— START —

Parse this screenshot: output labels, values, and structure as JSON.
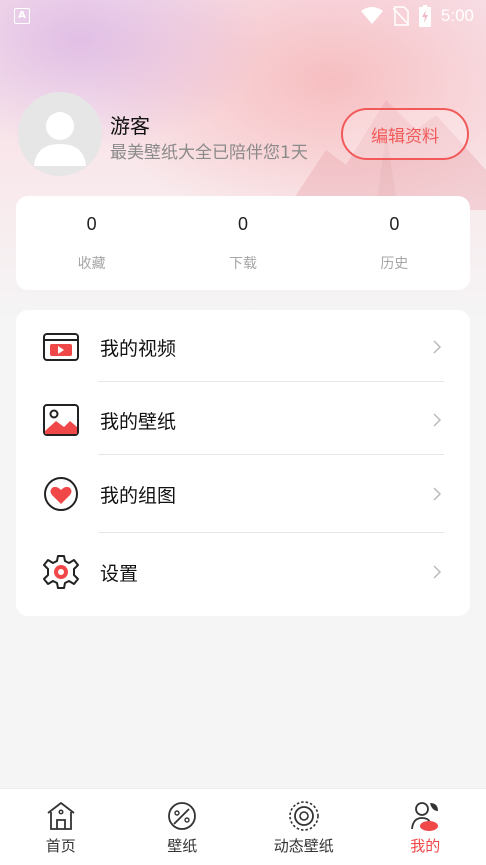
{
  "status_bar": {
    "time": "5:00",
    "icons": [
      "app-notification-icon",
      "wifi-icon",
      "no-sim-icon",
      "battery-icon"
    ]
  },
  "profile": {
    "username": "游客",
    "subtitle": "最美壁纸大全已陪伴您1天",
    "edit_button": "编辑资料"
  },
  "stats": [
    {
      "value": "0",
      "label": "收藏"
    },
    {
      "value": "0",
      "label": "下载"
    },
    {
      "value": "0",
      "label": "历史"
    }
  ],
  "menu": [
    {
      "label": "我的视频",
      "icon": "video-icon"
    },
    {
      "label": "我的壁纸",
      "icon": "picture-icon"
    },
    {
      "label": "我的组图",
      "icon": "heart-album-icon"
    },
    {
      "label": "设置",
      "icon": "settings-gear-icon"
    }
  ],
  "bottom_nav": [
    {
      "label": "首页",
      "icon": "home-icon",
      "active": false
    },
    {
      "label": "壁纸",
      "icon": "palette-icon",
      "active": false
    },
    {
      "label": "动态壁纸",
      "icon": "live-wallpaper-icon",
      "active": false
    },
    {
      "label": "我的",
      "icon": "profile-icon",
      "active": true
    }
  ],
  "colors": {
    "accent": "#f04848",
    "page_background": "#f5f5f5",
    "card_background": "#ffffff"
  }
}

— END —

#### What is expected:
Your task is an exact transcription of all the data, minus the pictures.

#### Exercise response:
Parse this screenshot: output labels, values, and structure as JSON.
{
  "status_bar": {
    "time": "5:00",
    "icons": [
      "app-notification-icon",
      "wifi-icon",
      "no-sim-icon",
      "battery-icon"
    ]
  },
  "profile": {
    "username": "游客",
    "subtitle": "最美壁纸大全已陪伴您1天",
    "edit_button": "编辑资料"
  },
  "stats": [
    {
      "value": "0",
      "label": "收藏"
    },
    {
      "value": "0",
      "label": "下载"
    },
    {
      "value": "0",
      "label": "历史"
    }
  ],
  "menu": [
    {
      "label": "我的视频",
      "icon": "video-icon"
    },
    {
      "label": "我的壁纸",
      "icon": "picture-icon"
    },
    {
      "label": "我的组图",
      "icon": "heart-album-icon"
    },
    {
      "label": "设置",
      "icon": "settings-gear-icon"
    }
  ],
  "bottom_nav": [
    {
      "label": "首页",
      "icon": "home-icon",
      "active": false
    },
    {
      "label": "壁纸",
      "icon": "palette-icon",
      "active": false
    },
    {
      "label": "动态壁纸",
      "icon": "live-wallpaper-icon",
      "active": false
    },
    {
      "label": "我的",
      "icon": "profile-icon",
      "active": true
    }
  ],
  "colors": {
    "accent": "#f04848",
    "page_background": "#f5f5f5",
    "card_background": "#ffffff"
  }
}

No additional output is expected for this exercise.